DATA LINES:

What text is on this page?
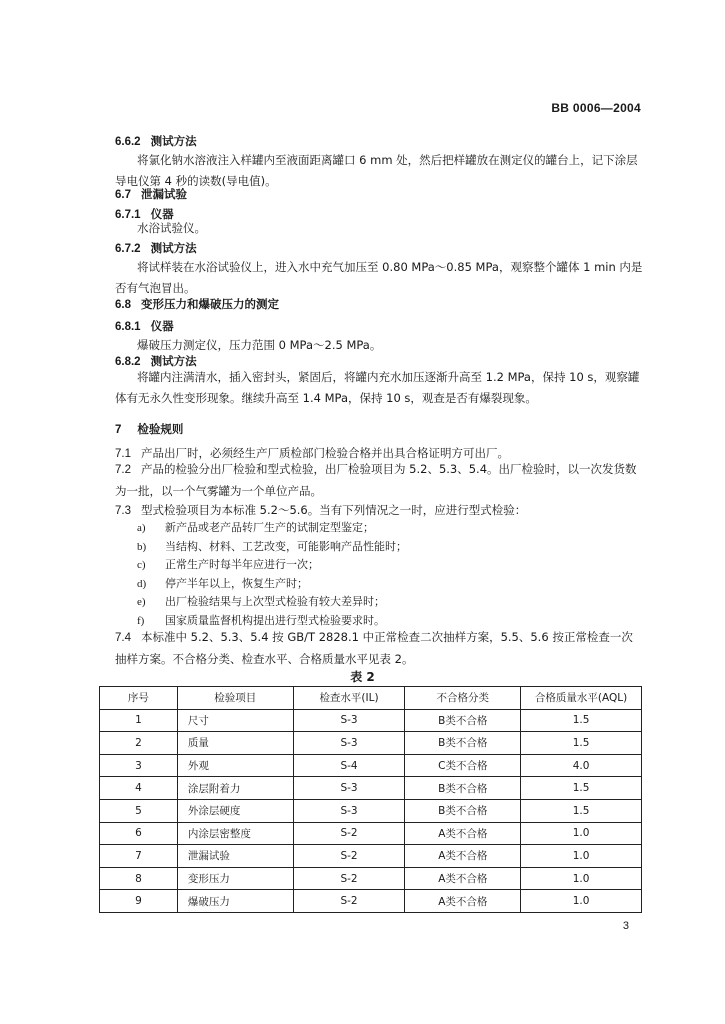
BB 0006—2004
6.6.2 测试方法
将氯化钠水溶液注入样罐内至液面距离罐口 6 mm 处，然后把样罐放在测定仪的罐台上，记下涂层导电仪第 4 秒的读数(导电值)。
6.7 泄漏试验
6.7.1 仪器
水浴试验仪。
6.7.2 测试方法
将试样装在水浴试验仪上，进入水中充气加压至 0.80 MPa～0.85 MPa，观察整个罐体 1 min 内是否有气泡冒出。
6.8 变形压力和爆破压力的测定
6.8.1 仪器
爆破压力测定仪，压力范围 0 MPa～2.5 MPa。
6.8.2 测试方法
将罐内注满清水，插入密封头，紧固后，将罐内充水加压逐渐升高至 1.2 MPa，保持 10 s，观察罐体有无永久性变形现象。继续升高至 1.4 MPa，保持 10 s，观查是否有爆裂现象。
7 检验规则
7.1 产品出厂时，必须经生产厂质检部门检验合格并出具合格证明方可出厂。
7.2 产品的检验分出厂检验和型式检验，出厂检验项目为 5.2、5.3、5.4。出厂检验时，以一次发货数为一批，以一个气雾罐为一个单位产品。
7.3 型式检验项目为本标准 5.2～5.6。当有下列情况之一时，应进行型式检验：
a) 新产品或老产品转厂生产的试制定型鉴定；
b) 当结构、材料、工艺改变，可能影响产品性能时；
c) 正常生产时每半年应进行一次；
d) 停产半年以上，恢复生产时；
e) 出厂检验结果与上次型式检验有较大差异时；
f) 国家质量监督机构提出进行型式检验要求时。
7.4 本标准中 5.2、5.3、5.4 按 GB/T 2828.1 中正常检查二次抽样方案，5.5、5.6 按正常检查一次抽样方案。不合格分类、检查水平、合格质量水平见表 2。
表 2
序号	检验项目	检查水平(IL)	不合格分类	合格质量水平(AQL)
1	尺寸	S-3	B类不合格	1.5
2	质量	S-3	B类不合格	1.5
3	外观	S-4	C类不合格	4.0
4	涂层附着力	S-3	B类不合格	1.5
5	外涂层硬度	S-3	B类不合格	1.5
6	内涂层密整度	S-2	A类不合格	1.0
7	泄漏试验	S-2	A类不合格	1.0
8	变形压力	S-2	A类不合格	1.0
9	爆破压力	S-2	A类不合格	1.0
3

...

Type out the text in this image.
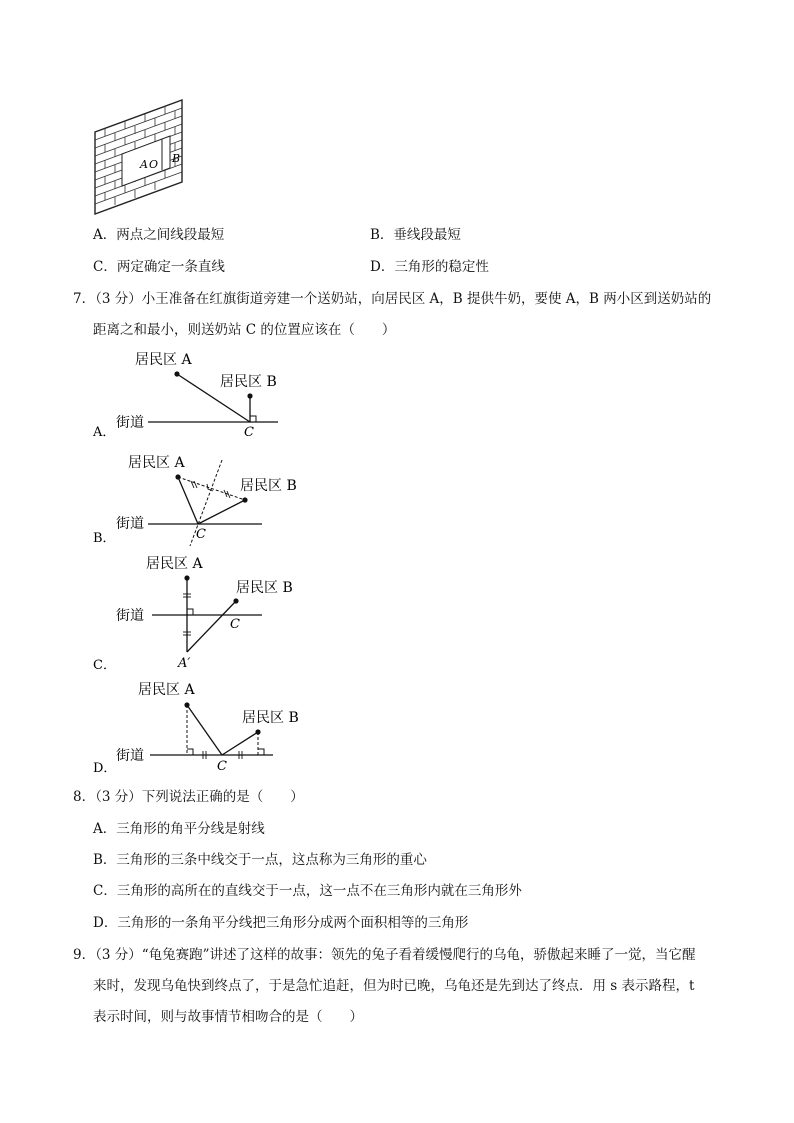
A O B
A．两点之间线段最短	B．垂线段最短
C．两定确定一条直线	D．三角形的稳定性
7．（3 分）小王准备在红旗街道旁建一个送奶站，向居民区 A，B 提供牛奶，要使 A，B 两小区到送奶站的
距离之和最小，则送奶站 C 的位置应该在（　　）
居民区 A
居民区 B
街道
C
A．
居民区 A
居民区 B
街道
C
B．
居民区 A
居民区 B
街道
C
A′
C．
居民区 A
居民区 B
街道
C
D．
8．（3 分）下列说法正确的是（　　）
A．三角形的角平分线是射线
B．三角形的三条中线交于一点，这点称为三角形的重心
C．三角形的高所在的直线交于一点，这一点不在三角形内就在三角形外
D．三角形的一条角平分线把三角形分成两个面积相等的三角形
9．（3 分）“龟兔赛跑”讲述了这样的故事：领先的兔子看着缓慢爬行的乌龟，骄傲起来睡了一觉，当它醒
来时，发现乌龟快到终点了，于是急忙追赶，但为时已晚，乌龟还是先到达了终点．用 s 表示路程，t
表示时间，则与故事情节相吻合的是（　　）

TASK INSTRUCTIONS: Lines that hold "this" are the ones to copy; find all of them.

CORRECT RESULT:
What text is on this page?
Type out the text in this image.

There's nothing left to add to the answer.